======== ENTRIES SUPPLIED ========

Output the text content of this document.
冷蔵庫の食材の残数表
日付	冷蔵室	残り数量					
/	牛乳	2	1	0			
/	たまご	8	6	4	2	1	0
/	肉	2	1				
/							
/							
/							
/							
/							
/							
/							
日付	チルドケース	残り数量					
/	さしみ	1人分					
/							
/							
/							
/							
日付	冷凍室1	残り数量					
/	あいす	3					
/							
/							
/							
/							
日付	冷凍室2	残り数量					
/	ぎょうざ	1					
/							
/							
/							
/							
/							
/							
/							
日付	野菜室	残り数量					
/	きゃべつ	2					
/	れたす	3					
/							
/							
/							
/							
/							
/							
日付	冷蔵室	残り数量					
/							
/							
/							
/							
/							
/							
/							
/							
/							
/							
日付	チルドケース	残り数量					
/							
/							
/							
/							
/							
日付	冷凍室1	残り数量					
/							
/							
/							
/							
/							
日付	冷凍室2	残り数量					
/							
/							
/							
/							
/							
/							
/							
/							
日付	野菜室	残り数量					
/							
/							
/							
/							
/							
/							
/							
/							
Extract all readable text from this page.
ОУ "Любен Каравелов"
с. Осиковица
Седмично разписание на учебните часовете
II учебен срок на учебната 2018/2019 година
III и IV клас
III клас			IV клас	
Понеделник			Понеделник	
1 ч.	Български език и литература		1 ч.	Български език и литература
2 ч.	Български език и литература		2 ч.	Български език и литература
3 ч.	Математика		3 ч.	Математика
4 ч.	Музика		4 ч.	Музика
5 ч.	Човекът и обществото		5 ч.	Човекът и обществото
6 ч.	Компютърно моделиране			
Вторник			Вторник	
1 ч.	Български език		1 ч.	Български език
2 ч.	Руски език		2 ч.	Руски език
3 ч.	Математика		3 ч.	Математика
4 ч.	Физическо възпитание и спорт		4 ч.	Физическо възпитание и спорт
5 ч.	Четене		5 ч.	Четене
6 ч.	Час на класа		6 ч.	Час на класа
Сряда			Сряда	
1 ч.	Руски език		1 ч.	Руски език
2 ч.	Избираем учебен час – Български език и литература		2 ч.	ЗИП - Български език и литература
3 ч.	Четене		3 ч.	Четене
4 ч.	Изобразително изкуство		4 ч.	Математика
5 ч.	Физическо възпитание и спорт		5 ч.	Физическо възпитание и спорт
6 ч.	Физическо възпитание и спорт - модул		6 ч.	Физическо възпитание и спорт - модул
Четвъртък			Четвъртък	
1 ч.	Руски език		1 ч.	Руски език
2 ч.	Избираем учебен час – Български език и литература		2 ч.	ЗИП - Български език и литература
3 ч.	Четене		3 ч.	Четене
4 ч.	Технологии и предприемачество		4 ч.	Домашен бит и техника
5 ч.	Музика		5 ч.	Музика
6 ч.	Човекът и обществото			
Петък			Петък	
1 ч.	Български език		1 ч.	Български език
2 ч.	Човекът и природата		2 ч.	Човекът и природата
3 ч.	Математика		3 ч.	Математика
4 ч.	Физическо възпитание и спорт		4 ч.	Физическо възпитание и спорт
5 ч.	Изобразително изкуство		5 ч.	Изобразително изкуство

========

EXERCISE REQUIREMENTS —
Recopy the whole listing exactly.

RESULT FOR THIS TASK —
Output the text content of this document.
冷蔵庫の食材の残数表
日付	冷蔵室	残り数量					
/	牛乳	2	1	0			
/	たまご	8	6	4	2	1	0
/	肉	2	1				
/							
/							
/							
/							
/							
/							
/							
日付	チルドケース	残り数量					
/	さしみ	1人分					
/							
/							
/							
/							
日付	冷凍室1	残り数量					
/	あいす	3					
/							
/							
/							
/							
日付	冷凍室2	残り数量					
/	ぎょうざ	1					
/							
/							
/							
/							
/							
/							
/							
日付	野菜室	残り数量					
/	きゃべつ	2					
/	れたす	3					
/							
/							
/							
/							
/							
/							
日付	冷蔵室	残り数量					
/							
/							
/							
/							
/							
/							
/							
/							
/							
/							
日付	チルドケース	残り数量					
/							
/							
/							
/							
/							
日付	冷凍室1	残り数量					
/							
/							
/							
/							
/							
日付	冷凍室2	残り数量					
/							
/							
/							
/							
/							
/							
/							
/							
日付	野菜室	残り数量					
/							
/							
/							
/							
/							
/							
/							
/							
Extract all readable text from this page.
ОУ "Любен Каравелов"
с. Осиковица
Седмично разписание на учебните часовете
II учебен срок на учебната 2018/2019 година
III и IV клас
III клас			IV клас	
Понеделник			Понеделник	
1 ч.	Български език и литература		1 ч.	Български език и литература
2 ч.	Български език и литература		2 ч.	Български език и литература
3 ч.	Математика		3 ч.	Математика
4 ч.	Музика		4 ч.	Музика
5 ч.	Човекът и обществото		5 ч.	Човекът и обществото
6 ч.	Компютърно моделиране			
Вторник			Вторник	
1 ч.	Български език		1 ч.	Български език
2 ч.	Руски език		2 ч.	Руски език
3 ч.	Математика		3 ч.	Математика
4 ч.	Физическо възпитание и спорт		4 ч.	Физическо възпитание и спорт
5 ч.	Четене		5 ч.	Четене
6 ч.	Час на класа		6 ч.	Час на класа
Сряда			Сряда	
1 ч.	Руски език		1 ч.	Руски език
2 ч.	Избираем учебен час – Български език и литература		2 ч.	ЗИП - Български език и литература
3 ч.	Четене		3 ч.	Четене
4 ч.	Изобразително изкуство		4 ч.	Математика
5 ч.	Физическо възпитание и спорт		5 ч.	Физическо възпитание и спорт
6 ч.	Физическо възпитание и спорт - модул		6 ч.	Физическо възпитание и спорт - модул
Четвъртък			Четвъртък	
1 ч.	Руски език		1 ч.	Руски език
2 ч.	Избираем учебен час – Български език и литература		2 ч.	ЗИП - Български език и литература
3 ч.	Четене		3 ч.	Четене
4 ч.	Технологии и предприемачество		4 ч.	Домашен бит и техника
5 ч.	Музика		5 ч.	Музика
6 ч.	Човекът и обществото			
Петък			Петък	
1 ч.	Български език		1 ч.	Български език
2 ч.	Човекът и природата		2 ч.	Човекът и природата
3 ч.	Математика		3 ч.	Математика
4 ч.	Физическо възпитание и спорт		4 ч.	Физическо възпитание и спорт
5 ч.	Изобразително изкуство		5 ч.	Изобразително изкуство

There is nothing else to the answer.